Element and region data
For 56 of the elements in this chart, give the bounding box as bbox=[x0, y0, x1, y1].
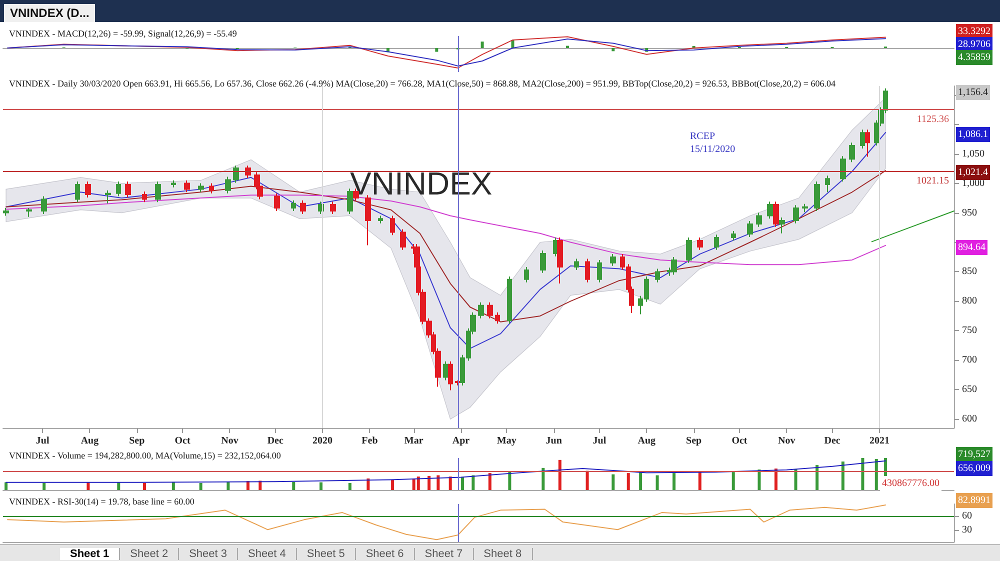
ref-line-label: 1021.15 bbox=[916, 175, 949, 186]
x-tick-label: May bbox=[496, 436, 516, 446]
y-tick-label: 850 bbox=[962, 266, 977, 278]
y-tick-label: 700 bbox=[962, 354, 977, 366]
chart-subtitle: VNINDEX - MACD(12,26) = -59.99, Signal(12,26,9) = -55.49 bbox=[9, 28, 238, 38]
x-tick-label: Sep bbox=[686, 436, 702, 446]
y-tick-label: 750 bbox=[962, 325, 977, 336]
x-tick-label: Oct bbox=[732, 436, 748, 446]
x-tick-label: Jul bbox=[36, 436, 50, 446]
chart-subtitle: VNINDEX - Daily 30/03/2020 Open 663.91, Hi 665.56, Lo 657.36, Close 662.26 (-4.9%) MA(Close,20) = 766.28, MA1(Close,50) = 868.88, MA2(Close,200) = 951.99, BBTop(Close,20,2) = 926.53, BBBot(Close,20,2) = 606.04 bbox=[9, 78, 836, 88]
x-tick-label: Mar bbox=[404, 436, 424, 446]
annotation: RCEP 15/11/2020 bbox=[690, 131, 736, 155]
text: Sheet 8 bbox=[474, 548, 533, 560]
chart-title: VNINDEX (D... bbox=[4, 4, 96, 22]
x-tick-label: Aug bbox=[638, 436, 656, 446]
x-tick-label: 2020 bbox=[312, 436, 333, 446]
x-tick-label: 2021 bbox=[869, 436, 890, 446]
text: Sheet 3 bbox=[179, 548, 238, 560]
text: 4.35859 bbox=[958, 52, 990, 63]
text: 894.64 bbox=[958, 242, 986, 253]
text: 1,156.4 bbox=[958, 87, 988, 98]
x-tick-label: Dec bbox=[267, 436, 284, 446]
text: 33.3292 bbox=[958, 26, 990, 37]
y-tick-label: 800 bbox=[962, 296, 977, 307]
chart-subtitle: VNINDEX - Volume = 194,282,800.00, MA(Volume,15) = 232,152,064.00 bbox=[9, 450, 282, 460]
x-tick-label: Nov bbox=[778, 436, 796, 446]
text: 1,086.1 bbox=[958, 129, 988, 140]
text: Sheet 4 bbox=[238, 548, 297, 560]
text: 28.9706 bbox=[958, 39, 990, 50]
ref-line-label: 1125.36 bbox=[916, 114, 949, 125]
x-tick-label: Feb bbox=[362, 436, 378, 446]
x-tick-label: Oct bbox=[174, 436, 191, 446]
x-tick-label: Aug bbox=[80, 436, 99, 446]
text: Sheet 7 bbox=[414, 548, 474, 560]
x-tick-label: Nov bbox=[221, 436, 238, 446]
text: 1,021.4 bbox=[958, 167, 988, 178]
y-tick-label: 600 bbox=[962, 414, 977, 425]
text: 719,527 bbox=[958, 449, 990, 460]
annotation: 430867776.00 bbox=[882, 478, 940, 489]
y-tick-label: 950 bbox=[962, 207, 977, 218]
y-tick-label: 30 bbox=[962, 524, 972, 536]
text: Sheet 2 bbox=[120, 548, 180, 560]
chart-subtitle: VNINDEX - RSI-30(14) = 19.78, base line = 60.00 bbox=[9, 496, 195, 506]
y-tick-label: 1,050 bbox=[962, 148, 984, 160]
y-tick-label: 650 bbox=[962, 384, 977, 396]
x-tick-label: Dec bbox=[824, 436, 841, 446]
text: Sheet 5 bbox=[296, 548, 356, 560]
x-tick-label: Jul bbox=[592, 436, 606, 446]
text: Sheet 6 bbox=[356, 548, 415, 560]
x-tick-label: Apr bbox=[452, 436, 470, 446]
y-tick-label: 60 bbox=[962, 510, 972, 522]
x-tick-label: Sep bbox=[129, 436, 146, 446]
text: 656,009 bbox=[958, 463, 990, 474]
text: Sheet 1 bbox=[60, 548, 120, 560]
text: 82.8991 bbox=[958, 495, 990, 506]
x-tick-label: Jun bbox=[546, 436, 562, 446]
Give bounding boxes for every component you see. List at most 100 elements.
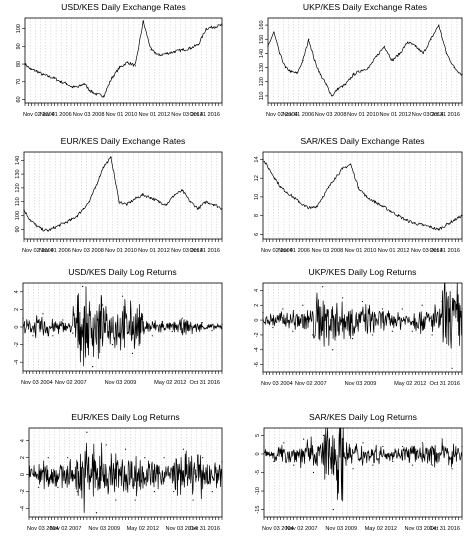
data-point: [131, 352, 134, 354]
data-point: [445, 52, 448, 55]
data-point: [441, 438, 443, 440]
data-point: [312, 334, 314, 336]
data-point: [304, 205, 306, 207]
x-tick-label: Nov 02 2007: [55, 380, 87, 386]
data-point: [48, 75, 50, 78]
x-tick-label: Nov 02 2004: [261, 248, 293, 254]
x-tick-label: Oct 31 2016: [430, 526, 460, 532]
data-point: [357, 186, 360, 189]
series-line: [22, 286, 223, 367]
data-point: [29, 219, 31, 221]
data-point: [121, 295, 124, 297]
data-point: [76, 214, 79, 217]
x-tick-label: Nov 01 2010: [347, 112, 379, 118]
series-line: [267, 25, 463, 96]
data-point: [153, 490, 156, 493]
data-point: [118, 201, 120, 203]
data-point: [197, 43, 199, 46]
data-point: [42, 313, 44, 315]
y-tick-label: 130: [15, 169, 21, 178]
data-point: [76, 490, 78, 493]
y-tick-label: 4: [254, 289, 260, 292]
plot-frame: [28, 427, 223, 518]
data-point: [158, 54, 160, 56]
data-point: [189, 201, 191, 203]
y-tick-label: 12: [254, 175, 260, 181]
data-point: [376, 55, 378, 57]
data-point: [141, 315, 143, 318]
data-point: [166, 52, 168, 55]
plot-frame: [262, 151, 463, 240]
data-point: [111, 344, 114, 346]
y-tick-label: 0: [255, 452, 261, 455]
x-tick-label: Nov 01 2010: [105, 248, 137, 254]
data-point: [332, 349, 334, 351]
x-tick-label: Nov 02 2004: [266, 112, 298, 118]
y-tick-label: 100: [16, 24, 22, 33]
y-tick-label: 2: [14, 308, 20, 311]
data-point: [83, 82, 85, 85]
data-point: [328, 186, 330, 189]
y-tick-label: 130: [259, 63, 265, 72]
x-tick-label: Nov 01 2006: [39, 248, 71, 254]
data-point: [274, 177, 276, 179]
y-tick-label: 0: [254, 319, 260, 322]
x-tick-label: Nov 01 2006: [40, 112, 72, 118]
x-tick-label: Nov 03 2009: [345, 381, 377, 387]
data-point: [381, 205, 383, 207]
data-point: [82, 208, 84, 210]
data-point: [126, 61, 129, 63]
x-tick-label: Nov 03 2009: [105, 380, 137, 386]
plot-frame: [22, 282, 223, 372]
data-point: [431, 464, 433, 466]
data-point: [171, 330, 173, 332]
data-point: [360, 69, 362, 72]
data-point: [407, 41, 409, 43]
y-tick-label: -15: [255, 506, 261, 514]
x-tick-label: Nov 01 2012: [379, 112, 411, 118]
data-point: [32, 335, 34, 337]
data-point: [421, 304, 423, 306]
y-tick-label: -2: [14, 342, 20, 347]
data-point: [151, 335, 153, 337]
data-point: [411, 330, 413, 332]
data-point: [272, 326, 274, 329]
data-point: [362, 442, 364, 444]
x-tick-label: Nov 01 2012: [378, 248, 410, 254]
x-tick-label: Nov 03 2014: [166, 526, 198, 532]
x-tick-label: Nov 03 2008: [315, 112, 347, 118]
data-point: [453, 219, 455, 221]
data-point: [144, 457, 146, 459]
data-point: [331, 95, 333, 97]
y-tick-label: 150: [259, 35, 265, 44]
data-point: [142, 20, 144, 23]
y-tick-label: 4: [20, 439, 26, 442]
x-tick-label: May 02 2012: [394, 381, 426, 387]
data-point: [349, 163, 352, 165]
data-point: [391, 330, 393, 332]
x-tick-label: Nov 03 2004: [261, 381, 293, 387]
chart-title: EUR/KES Daily Log Returns: [71, 412, 179, 422]
data-point: [441, 300, 443, 303]
data-point: [273, 31, 275, 33]
data-point: [126, 203, 128, 206]
chart-title: UKP/KES Daily Log Returns: [309, 267, 417, 277]
x-tick-label: Nov 02 2007: [286, 526, 318, 532]
x-tick-label: Nov 03 2014: [171, 112, 203, 118]
data-point: [47, 457, 49, 459]
data-point: [205, 28, 207, 30]
data-point: [72, 332, 74, 334]
data-point: [191, 332, 193, 334]
data-point: [57, 486, 59, 488]
data-point: [134, 499, 136, 501]
data-point: [292, 196, 294, 198]
data-point: [414, 45, 417, 47]
series-line: [262, 160, 463, 231]
data-point: [284, 66, 287, 69]
data-point: [211, 490, 213, 493]
data-point: [35, 224, 37, 226]
x-tick-label: Nov 03 2008: [72, 248, 104, 254]
data-point: [42, 74, 44, 76]
y-tick-label: 70: [16, 79, 22, 85]
data-point: [405, 219, 407, 221]
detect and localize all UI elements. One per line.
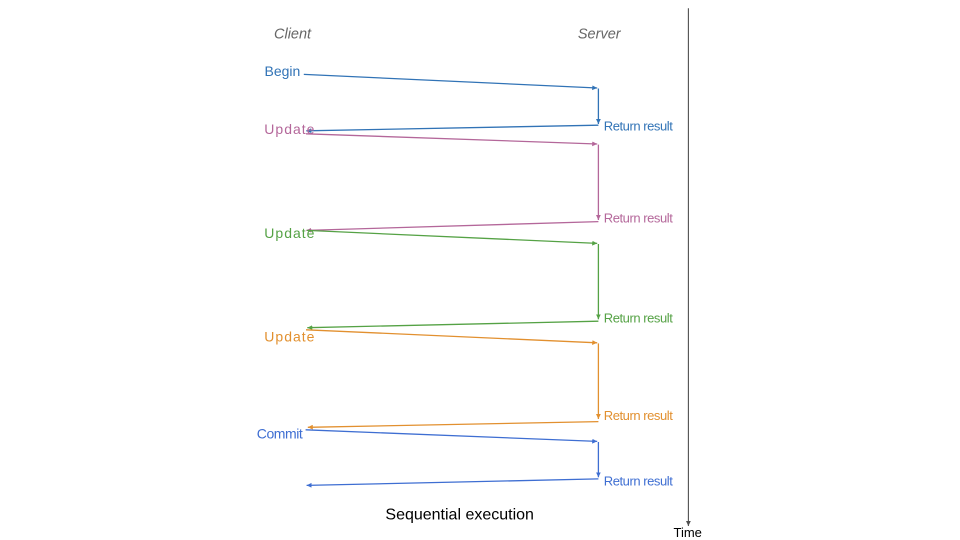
svg-text:Return result: Return result [604,210,673,225]
svg-text:Commit: Commit [257,426,303,442]
svg-text:Return result: Return result [604,311,673,326]
svg-text:Begin: Begin [265,63,301,79]
svg-text:Sequential execution: Sequential execution [385,506,534,523]
svg-text:Update: Update [264,225,315,241]
svg-text:Update: Update [264,329,315,345]
svg-text:Return result: Return result [604,408,673,423]
svg-text:Client: Client [274,27,312,43]
svg-text:Return result: Return result [604,473,673,488]
svg-text:Update: Update [264,121,315,137]
svg-text:Return result: Return result [604,118,673,133]
svg-text:Time: Time [674,525,702,540]
svg-text:Server: Server [578,27,622,43]
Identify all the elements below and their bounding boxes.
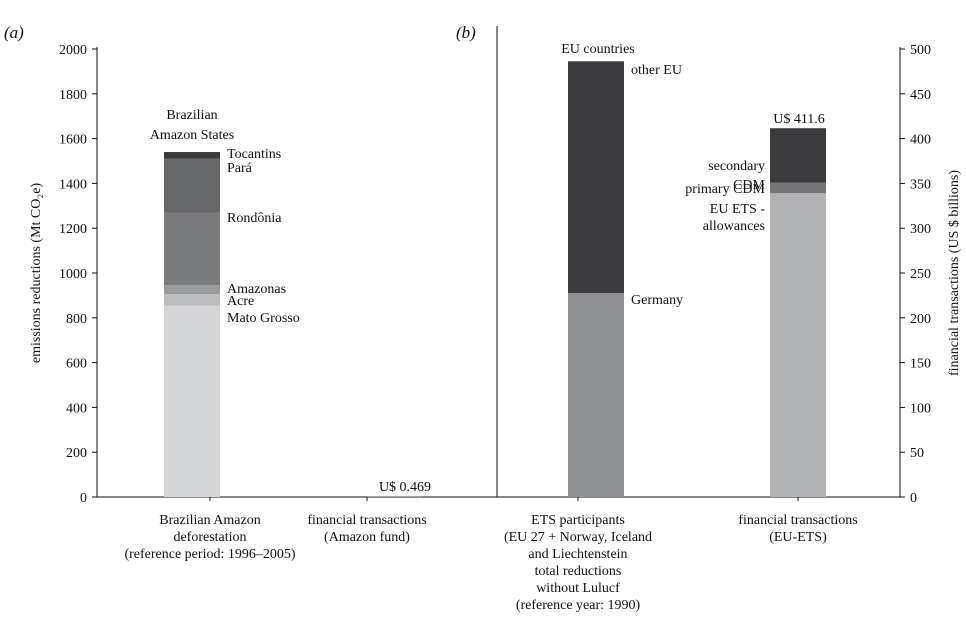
segment-label: other EU	[631, 63, 682, 78]
bar-segment	[164, 285, 220, 295]
left-tick-label: 0	[80, 491, 87, 506]
right-tick-label: 300	[910, 222, 931, 237]
bar-segment	[164, 305, 220, 497]
category-label: and Liechtenstein	[528, 547, 627, 562]
bar-segment	[164, 158, 220, 213]
category-label: total reductions	[535, 564, 622, 579]
left-tick-label: 1400	[59, 177, 87, 192]
panel-label-a: (a)	[4, 23, 24, 42]
bar-segment	[164, 152, 220, 159]
category-label: financial transactions	[738, 513, 857, 528]
bar-segment	[164, 294, 220, 306]
group-title: EU countries	[561, 42, 634, 57]
category-label: (EU 27 + Norway, Iceland	[504, 530, 652, 545]
group-title: Amazon States	[150, 128, 234, 143]
left-tick-label: 2000	[59, 43, 87, 58]
bar-segment	[770, 128, 826, 183]
segment-label: Pará	[227, 161, 253, 176]
panel-label-b: (b)	[456, 23, 476, 42]
bar-segment	[568, 61, 624, 294]
segment-label: CDM	[733, 178, 765, 193]
segment-label: primary CDM	[685, 182, 765, 197]
category-label: (EU-ETS)	[769, 530, 827, 545]
segment-label: Rondônia	[227, 211, 282, 226]
segment-label: Acre	[227, 294, 254, 309]
value-label: U$ 411.6	[773, 112, 825, 127]
left-tick-label: 1800	[59, 88, 87, 103]
segment-label: Tocantins	[227, 147, 281, 162]
category-label: ETS participants	[531, 513, 625, 528]
category-label: Brazilian Amazon	[159, 513, 260, 528]
right-tick-label: 500	[910, 43, 931, 58]
right-tick-label: 250	[910, 267, 931, 282]
left-tick-label: 400	[66, 401, 87, 416]
right-tick-label: 150	[910, 357, 931, 372]
axes-layer	[92, 26, 905, 501]
category-label: (Amazon fund)	[324, 530, 410, 545]
left-tick-label: 800	[66, 312, 87, 327]
segment-label: EU ETS -	[710, 202, 766, 217]
right-tick-label: 350	[910, 177, 931, 192]
segment-label: Mato Grosso	[227, 311, 300, 326]
left-tick-label: 1200	[59, 222, 87, 237]
segment-label: Amazonas	[227, 282, 286, 297]
right-tick-label: 100	[910, 401, 931, 416]
labels-layer: 0 200 400 600 800 1000 1200 1400 1600 1800 2000 0 50…	[4, 23, 962, 613]
right-tick-label: 200	[910, 312, 931, 327]
bar-segment	[770, 182, 826, 194]
left-axis-title: emissions reductions (Mt CO₂e)	[29, 183, 44, 364]
left-tick-label: 1600	[59, 133, 87, 148]
right-tick-label: 50	[910, 446, 924, 461]
category-label: financial transactions	[307, 513, 426, 528]
bar-segment	[568, 293, 624, 497]
bar-segment	[770, 193, 826, 498]
left-tick-label: 600	[66, 357, 87, 372]
left-tick-label: 200	[66, 446, 87, 461]
left-tick-label: 1000	[59, 267, 87, 282]
value-label: U$ 0.469	[379, 480, 431, 495]
bar-segment	[164, 212, 220, 286]
bars-layer	[164, 61, 826, 498]
category-label: deforestation	[173, 530, 246, 545]
segment-label: secondary	[708, 159, 765, 174]
group-title: Brazilian	[166, 108, 217, 123]
right-tick-label: 0	[910, 491, 917, 506]
segment-label: Germany	[631, 293, 683, 308]
right-tick-label: 450	[910, 88, 931, 103]
category-label: (reference year: 1990)	[516, 598, 641, 613]
category-label: (reference period: 1996–2005)	[124, 547, 295, 562]
category-label: without Lulucf	[536, 581, 620, 596]
right-axis-title: financial transactions (US $ billions)	[947, 170, 962, 376]
right-tick-label: 400	[910, 133, 931, 148]
segment-label: allowances	[703, 219, 765, 234]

## [Task requirements]
Rewrite the stretch of the listing from the line containing "svg-text:Return result: Return result [604,210,673,225]" through the line containing "Identify all the", putting "Write" wherever "Update" appears and leaving everything else unchanged.

## [Full answer]
svg-text:Return result: Return result [604,210,673,225]
svg-text:Commit: Commit [257,426,303,442]
svg-text:Return result: Return result [604,311,673,326]
svg-text:Begin: Begin [265,63,301,79]
svg-text:Sequential execution: Sequential execution [385,506,534,523]
svg-text:Write: Write [264,225,315,241]
svg-text:Write: Write [264,329,315,345]
svg-text:Return result: Return result [604,408,673,423]
svg-text:Client: Client [274,27,312,43]
svg-text:Return result: Return result [604,473,673,488]
svg-text:Write: Write [264,121,315,137]
svg-text:Return result: Return result [604,118,673,133]
svg-text:Time: Time [674,525,702,540]
svg-text:Server: Server [578,27,622,43]
Identify all the elements below and their bounding boxes.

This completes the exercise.